## What the exercise asks
Copy every line of the entries that includes the word "Articles".

## Supplied information

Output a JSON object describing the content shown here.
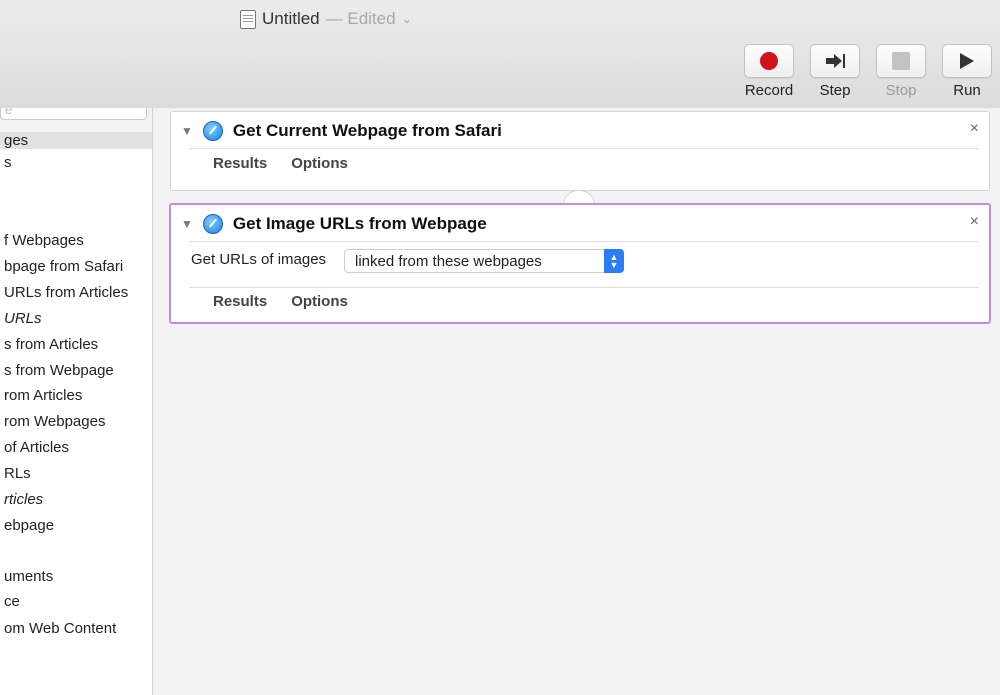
{
  "window": {
    "title": "Untitled",
    "edited": "— Edited",
    "chevron": "⌄"
  },
  "toolbar": {
    "record": "Record",
    "step": "Step",
    "stop": "Stop",
    "run": "Run"
  },
  "sidebar": {
    "search_placeholder": "e",
    "items": [
      "ges",
      "s",
      "f Webpages",
      "bpage from Safari",
      "URLs from Articles",
      "URLs",
      "s from Articles",
      "s from Webpage",
      "rom Articles",
      "rom Webpages",
      "of Articles",
      "RLs",
      "rticles",
      "ebpage",
      "uments",
      "ce",
      "om Web Content"
    ]
  },
  "actions": [
    {
      "title": "Get Current Webpage from Safari",
      "tabs": [
        "Results",
        "Options"
      ],
      "close": "×"
    },
    {
      "title": "Get Image URLs from Webpage",
      "param_label": "Get URLs of images",
      "param_value": "linked from these webpages",
      "tabs": [
        "Results",
        "Options"
      ],
      "close": "×"
    }
  ]
}
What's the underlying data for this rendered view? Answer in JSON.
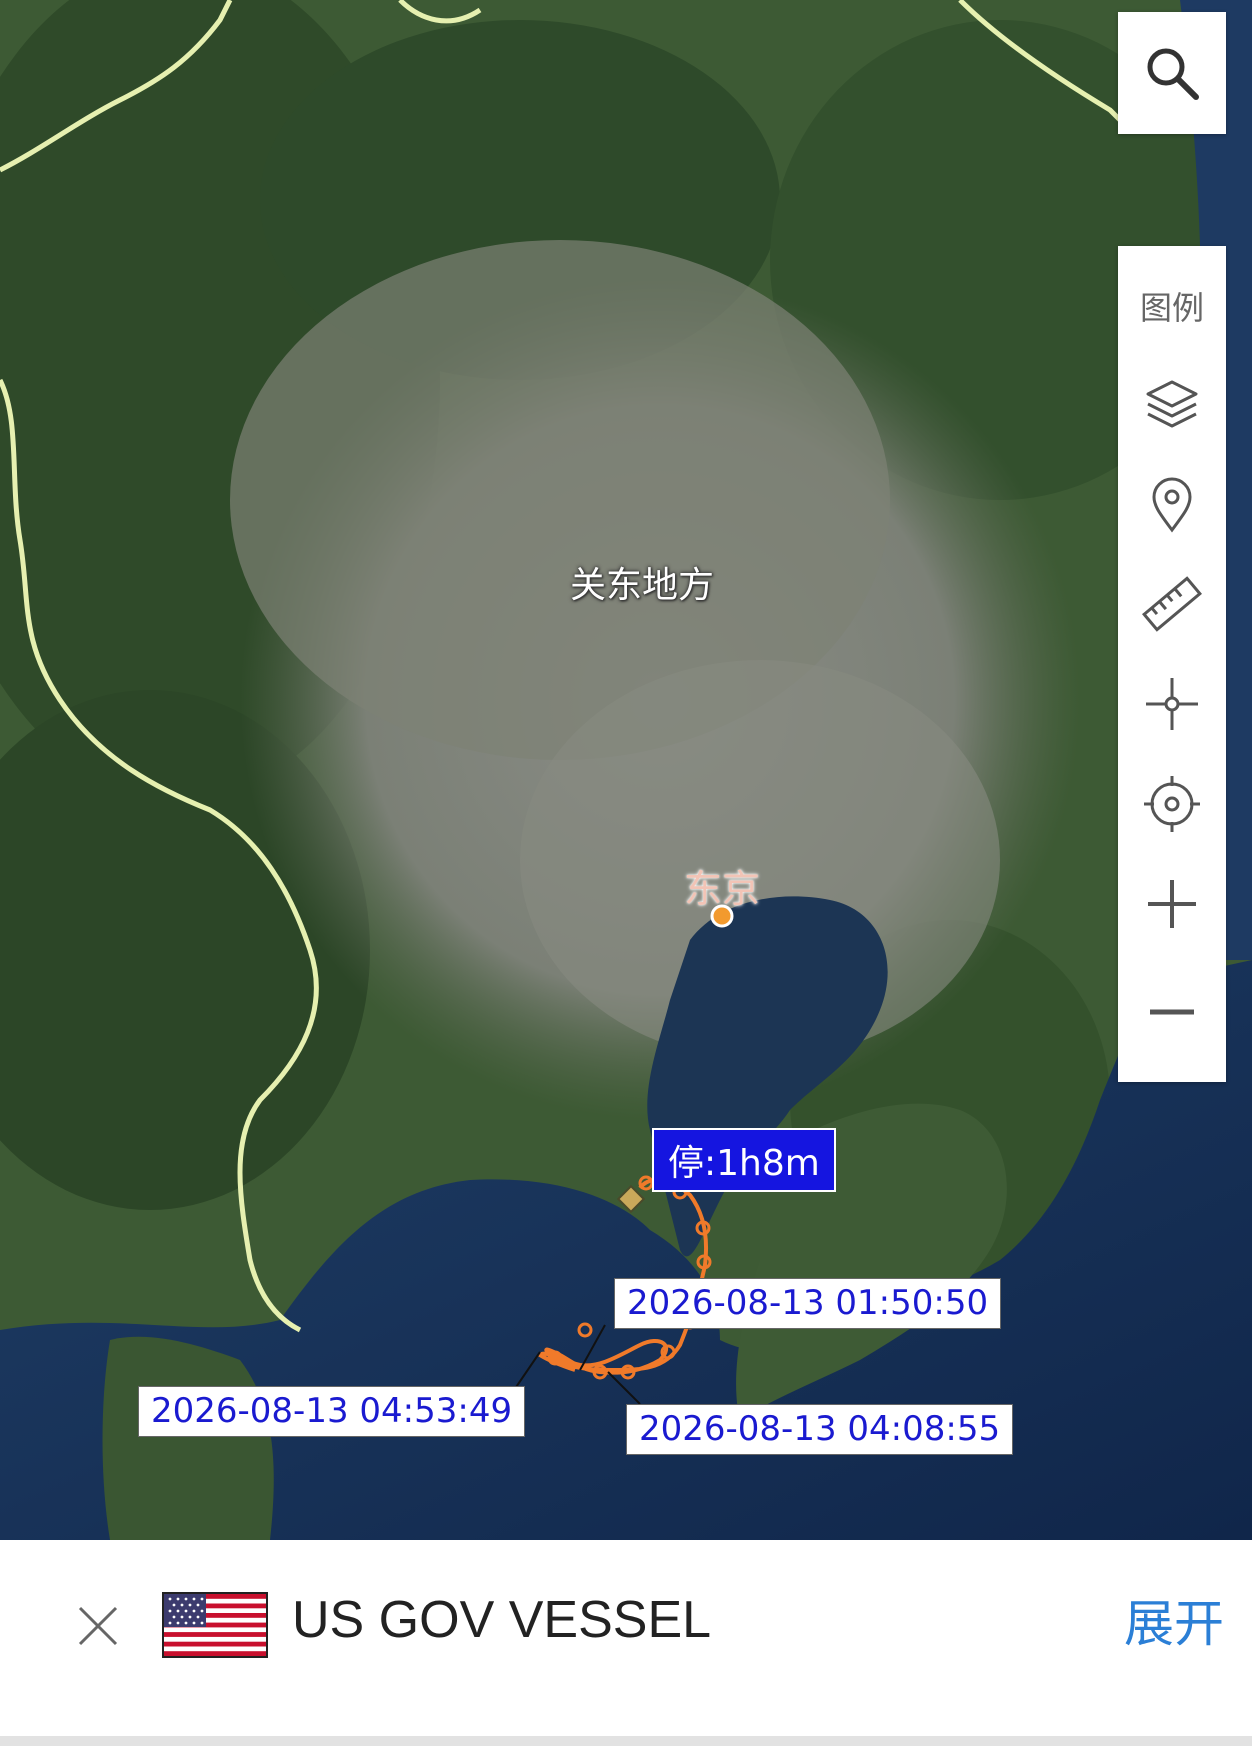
{
  "map": {
    "region_label": "关东地方",
    "city_label": "东京",
    "stop_label": "停:1h8m",
    "timestamps": [
      "2026-08-13 01:50:50",
      "2026-08-13 04:53:49",
      "2026-08-13 04:08:55"
    ],
    "track_color": "#f07a2a",
    "city_dot_color": "#f29a2e",
    "label_text_color": "#1a1ad0"
  },
  "controls": {
    "search_icon": "search-icon",
    "legend_label": "图例",
    "tools": [
      "layers-icon",
      "location-pin-icon",
      "ruler-icon",
      "crosshair-icon",
      "locate-icon",
      "zoom-in-icon",
      "zoom-out-icon"
    ]
  },
  "vessel_bar": {
    "name": "US GOV VESSEL",
    "expand_label": "展开",
    "flag_icon": "us-flag-icon",
    "close_icon": "close-icon"
  }
}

## Written response
      "URLs from Articles",
      "s from Articles",
      "rom Articles",
      "of Articles",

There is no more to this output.